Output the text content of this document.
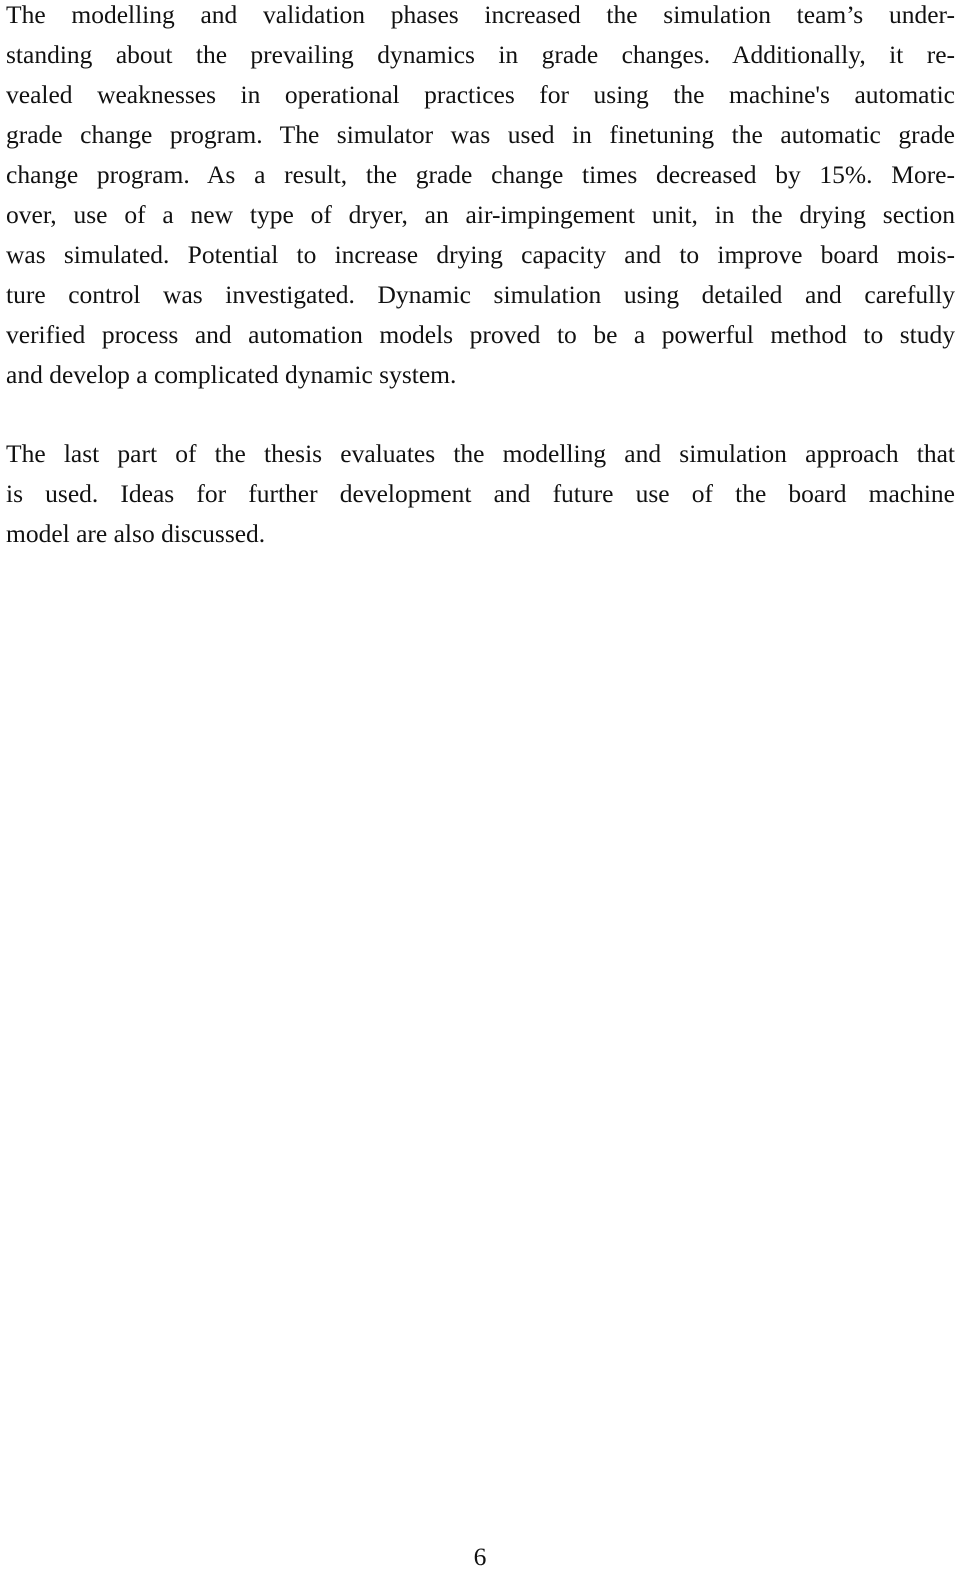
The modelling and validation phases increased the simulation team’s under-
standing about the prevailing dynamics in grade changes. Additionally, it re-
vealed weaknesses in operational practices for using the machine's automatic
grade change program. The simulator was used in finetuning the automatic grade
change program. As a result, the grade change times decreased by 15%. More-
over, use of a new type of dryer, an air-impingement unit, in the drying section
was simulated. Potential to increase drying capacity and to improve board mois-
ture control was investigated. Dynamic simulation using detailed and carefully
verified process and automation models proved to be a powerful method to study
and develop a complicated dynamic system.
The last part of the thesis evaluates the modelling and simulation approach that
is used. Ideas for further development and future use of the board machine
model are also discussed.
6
--
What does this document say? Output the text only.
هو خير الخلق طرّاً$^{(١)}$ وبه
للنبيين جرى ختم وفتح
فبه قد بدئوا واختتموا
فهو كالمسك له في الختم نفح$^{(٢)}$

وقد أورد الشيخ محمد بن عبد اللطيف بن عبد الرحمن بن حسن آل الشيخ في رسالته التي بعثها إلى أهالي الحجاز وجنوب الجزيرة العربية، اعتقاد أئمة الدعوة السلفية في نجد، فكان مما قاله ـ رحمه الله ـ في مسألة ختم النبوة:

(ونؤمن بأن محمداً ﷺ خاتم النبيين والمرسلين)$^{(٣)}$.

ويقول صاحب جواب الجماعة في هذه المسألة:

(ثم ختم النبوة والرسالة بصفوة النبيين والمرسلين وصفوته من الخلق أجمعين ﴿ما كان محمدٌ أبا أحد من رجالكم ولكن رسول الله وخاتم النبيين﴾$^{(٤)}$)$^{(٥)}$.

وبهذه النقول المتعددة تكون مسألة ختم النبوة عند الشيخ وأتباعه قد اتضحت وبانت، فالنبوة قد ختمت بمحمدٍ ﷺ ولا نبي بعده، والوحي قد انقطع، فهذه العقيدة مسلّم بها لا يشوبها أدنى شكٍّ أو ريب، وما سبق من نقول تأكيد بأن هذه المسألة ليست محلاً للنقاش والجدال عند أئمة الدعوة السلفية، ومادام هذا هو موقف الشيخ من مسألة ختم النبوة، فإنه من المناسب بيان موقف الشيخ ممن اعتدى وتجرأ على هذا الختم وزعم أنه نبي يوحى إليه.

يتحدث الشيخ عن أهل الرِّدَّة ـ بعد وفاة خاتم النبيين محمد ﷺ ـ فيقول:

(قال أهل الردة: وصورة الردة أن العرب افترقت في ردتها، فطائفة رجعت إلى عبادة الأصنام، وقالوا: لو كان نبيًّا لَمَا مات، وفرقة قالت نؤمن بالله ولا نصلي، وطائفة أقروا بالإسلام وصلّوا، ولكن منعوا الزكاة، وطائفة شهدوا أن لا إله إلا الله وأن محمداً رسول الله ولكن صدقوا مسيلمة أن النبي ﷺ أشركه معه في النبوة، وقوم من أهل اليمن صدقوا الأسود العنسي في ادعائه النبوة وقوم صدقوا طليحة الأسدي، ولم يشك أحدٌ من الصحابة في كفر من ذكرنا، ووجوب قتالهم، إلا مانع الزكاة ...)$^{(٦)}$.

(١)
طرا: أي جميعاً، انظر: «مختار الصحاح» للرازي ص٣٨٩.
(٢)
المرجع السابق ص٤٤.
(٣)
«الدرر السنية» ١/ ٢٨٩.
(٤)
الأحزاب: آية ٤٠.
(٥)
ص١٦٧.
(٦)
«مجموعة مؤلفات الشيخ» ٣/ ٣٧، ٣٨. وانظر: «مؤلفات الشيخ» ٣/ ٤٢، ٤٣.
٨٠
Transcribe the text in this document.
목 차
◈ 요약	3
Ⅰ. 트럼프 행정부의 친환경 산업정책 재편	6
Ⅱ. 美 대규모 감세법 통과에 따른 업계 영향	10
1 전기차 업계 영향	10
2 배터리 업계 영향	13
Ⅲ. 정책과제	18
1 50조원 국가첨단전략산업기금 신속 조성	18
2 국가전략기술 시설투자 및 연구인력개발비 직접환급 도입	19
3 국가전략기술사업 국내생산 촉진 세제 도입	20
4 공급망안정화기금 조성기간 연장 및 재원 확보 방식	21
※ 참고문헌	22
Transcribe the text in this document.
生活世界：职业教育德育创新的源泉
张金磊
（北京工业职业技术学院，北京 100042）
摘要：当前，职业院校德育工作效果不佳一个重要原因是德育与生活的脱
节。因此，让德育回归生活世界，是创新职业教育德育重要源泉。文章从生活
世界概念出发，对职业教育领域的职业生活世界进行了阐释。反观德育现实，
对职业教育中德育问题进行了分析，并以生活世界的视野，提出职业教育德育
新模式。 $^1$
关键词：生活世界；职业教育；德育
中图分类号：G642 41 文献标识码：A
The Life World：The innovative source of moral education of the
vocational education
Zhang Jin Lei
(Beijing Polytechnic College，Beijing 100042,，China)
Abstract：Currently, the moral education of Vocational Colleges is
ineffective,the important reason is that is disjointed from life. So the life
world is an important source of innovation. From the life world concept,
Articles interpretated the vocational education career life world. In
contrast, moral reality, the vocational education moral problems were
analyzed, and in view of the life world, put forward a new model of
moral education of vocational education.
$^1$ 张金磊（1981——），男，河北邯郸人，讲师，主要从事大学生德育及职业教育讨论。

▶ [Instructions for the task]: Using the records above, say how many lines include the string "automatic". Only the number is wanted.

▶ [Response for this exercise]: 2